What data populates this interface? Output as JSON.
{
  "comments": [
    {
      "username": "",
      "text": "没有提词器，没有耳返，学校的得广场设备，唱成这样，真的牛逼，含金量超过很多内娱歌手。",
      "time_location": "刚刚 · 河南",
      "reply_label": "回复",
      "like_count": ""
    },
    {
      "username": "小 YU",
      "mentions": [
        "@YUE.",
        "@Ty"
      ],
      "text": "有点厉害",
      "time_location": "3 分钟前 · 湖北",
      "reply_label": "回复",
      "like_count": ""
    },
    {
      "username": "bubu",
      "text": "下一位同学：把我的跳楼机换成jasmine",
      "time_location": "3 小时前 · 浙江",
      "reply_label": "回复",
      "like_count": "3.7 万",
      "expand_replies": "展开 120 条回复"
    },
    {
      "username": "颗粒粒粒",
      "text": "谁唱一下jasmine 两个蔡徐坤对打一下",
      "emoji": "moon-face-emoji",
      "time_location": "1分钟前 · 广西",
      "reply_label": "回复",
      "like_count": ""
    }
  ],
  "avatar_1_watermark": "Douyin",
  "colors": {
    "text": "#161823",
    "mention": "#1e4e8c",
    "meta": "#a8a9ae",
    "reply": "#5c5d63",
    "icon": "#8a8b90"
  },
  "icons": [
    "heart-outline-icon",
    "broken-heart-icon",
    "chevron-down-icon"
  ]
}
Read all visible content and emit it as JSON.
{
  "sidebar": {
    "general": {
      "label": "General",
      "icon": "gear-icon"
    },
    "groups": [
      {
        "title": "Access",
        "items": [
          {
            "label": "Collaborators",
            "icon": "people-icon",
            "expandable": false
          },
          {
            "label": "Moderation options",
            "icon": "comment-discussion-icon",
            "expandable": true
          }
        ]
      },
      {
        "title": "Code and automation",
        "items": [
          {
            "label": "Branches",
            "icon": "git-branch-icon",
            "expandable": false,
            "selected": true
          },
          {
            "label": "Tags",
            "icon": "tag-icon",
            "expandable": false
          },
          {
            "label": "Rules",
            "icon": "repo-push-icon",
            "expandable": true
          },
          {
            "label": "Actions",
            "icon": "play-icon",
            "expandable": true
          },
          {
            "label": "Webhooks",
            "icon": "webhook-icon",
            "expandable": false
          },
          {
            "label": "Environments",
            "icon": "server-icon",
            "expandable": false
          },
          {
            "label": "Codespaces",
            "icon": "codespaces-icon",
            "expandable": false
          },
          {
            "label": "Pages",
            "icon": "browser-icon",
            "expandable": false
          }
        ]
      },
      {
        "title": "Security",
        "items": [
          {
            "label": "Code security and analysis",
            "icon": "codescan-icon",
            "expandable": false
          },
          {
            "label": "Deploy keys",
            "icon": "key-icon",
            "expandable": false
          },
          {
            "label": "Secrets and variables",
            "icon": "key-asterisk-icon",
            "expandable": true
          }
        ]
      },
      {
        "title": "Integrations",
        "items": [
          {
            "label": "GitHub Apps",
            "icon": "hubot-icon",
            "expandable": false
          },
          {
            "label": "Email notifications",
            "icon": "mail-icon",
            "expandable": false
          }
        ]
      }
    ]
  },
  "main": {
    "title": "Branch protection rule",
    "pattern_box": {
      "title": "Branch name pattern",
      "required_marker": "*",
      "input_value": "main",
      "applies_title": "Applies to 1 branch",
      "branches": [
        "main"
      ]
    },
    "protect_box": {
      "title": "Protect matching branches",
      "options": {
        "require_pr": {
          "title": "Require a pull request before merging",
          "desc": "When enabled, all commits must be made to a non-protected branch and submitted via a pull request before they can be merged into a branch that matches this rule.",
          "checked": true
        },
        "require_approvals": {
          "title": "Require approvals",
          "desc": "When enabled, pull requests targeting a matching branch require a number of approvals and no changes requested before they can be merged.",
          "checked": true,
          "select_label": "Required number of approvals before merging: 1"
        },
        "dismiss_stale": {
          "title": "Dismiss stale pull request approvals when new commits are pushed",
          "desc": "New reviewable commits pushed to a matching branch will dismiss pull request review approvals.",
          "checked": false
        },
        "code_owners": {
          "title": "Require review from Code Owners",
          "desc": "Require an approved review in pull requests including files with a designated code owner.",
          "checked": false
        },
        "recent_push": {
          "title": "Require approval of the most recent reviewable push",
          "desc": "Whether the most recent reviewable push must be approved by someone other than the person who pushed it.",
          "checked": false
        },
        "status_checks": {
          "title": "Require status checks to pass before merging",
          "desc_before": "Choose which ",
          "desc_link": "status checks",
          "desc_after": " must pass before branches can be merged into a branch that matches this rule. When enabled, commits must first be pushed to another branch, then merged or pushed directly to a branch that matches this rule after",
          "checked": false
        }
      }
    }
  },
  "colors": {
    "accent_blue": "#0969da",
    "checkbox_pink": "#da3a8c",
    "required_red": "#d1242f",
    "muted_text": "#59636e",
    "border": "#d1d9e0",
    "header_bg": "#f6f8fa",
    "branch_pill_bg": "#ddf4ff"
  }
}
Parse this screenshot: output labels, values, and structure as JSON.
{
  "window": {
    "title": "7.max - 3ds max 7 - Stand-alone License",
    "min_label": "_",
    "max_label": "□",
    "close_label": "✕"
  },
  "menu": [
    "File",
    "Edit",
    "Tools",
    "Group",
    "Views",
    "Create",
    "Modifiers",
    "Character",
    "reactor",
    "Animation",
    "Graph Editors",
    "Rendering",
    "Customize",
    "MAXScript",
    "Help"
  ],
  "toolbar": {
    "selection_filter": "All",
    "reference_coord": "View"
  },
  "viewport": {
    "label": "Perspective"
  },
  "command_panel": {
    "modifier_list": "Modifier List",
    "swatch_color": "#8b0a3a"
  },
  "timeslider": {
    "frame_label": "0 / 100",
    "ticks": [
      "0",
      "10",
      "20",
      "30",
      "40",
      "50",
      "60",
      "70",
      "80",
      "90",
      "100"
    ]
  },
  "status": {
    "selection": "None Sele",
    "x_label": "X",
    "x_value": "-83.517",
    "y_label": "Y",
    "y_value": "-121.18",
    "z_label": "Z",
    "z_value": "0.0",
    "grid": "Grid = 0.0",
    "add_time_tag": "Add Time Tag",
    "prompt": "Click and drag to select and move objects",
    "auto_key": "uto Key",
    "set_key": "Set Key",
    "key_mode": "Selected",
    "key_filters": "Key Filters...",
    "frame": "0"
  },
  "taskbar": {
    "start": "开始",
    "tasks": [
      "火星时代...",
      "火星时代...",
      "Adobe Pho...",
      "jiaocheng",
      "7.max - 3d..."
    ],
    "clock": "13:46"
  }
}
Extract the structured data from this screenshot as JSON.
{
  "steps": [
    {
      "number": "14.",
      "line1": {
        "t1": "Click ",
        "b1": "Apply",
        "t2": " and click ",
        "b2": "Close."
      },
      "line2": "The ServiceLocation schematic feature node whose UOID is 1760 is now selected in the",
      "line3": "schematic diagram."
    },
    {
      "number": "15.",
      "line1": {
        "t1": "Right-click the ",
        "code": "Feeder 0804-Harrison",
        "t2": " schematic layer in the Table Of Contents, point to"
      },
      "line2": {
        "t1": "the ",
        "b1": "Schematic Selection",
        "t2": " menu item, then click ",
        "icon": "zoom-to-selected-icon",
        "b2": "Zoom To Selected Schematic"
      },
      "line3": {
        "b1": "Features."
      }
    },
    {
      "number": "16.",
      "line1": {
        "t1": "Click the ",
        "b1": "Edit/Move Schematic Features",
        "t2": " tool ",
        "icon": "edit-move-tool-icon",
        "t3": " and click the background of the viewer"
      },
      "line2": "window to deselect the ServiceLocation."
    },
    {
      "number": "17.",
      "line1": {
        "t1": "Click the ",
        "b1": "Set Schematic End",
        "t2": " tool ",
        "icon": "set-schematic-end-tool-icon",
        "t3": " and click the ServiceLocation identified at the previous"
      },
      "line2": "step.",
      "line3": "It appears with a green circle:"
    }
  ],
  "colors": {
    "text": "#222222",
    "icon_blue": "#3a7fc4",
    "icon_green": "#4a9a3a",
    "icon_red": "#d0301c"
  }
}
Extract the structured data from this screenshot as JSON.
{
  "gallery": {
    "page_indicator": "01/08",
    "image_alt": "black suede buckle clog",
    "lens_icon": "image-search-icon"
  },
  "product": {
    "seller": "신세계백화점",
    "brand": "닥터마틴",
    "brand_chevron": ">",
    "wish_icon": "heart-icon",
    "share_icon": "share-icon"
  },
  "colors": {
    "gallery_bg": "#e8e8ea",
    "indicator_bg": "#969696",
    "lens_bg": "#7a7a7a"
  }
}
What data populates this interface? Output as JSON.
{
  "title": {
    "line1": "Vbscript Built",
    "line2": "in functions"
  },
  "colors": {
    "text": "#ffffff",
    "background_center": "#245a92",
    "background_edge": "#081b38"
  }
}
━━━━━━━━
> Written instruction
Look through the entries above and list every line containing "matching".

> Answer to this task
      "title": "Protect matching branches",
          "desc": "When enabled, pull requests targeting a matching branch require a number of approvals and no changes requested before they can be merged.",
          "desc": "New reviewable commits pushed to a matching branch will dismiss pull request review approvals.",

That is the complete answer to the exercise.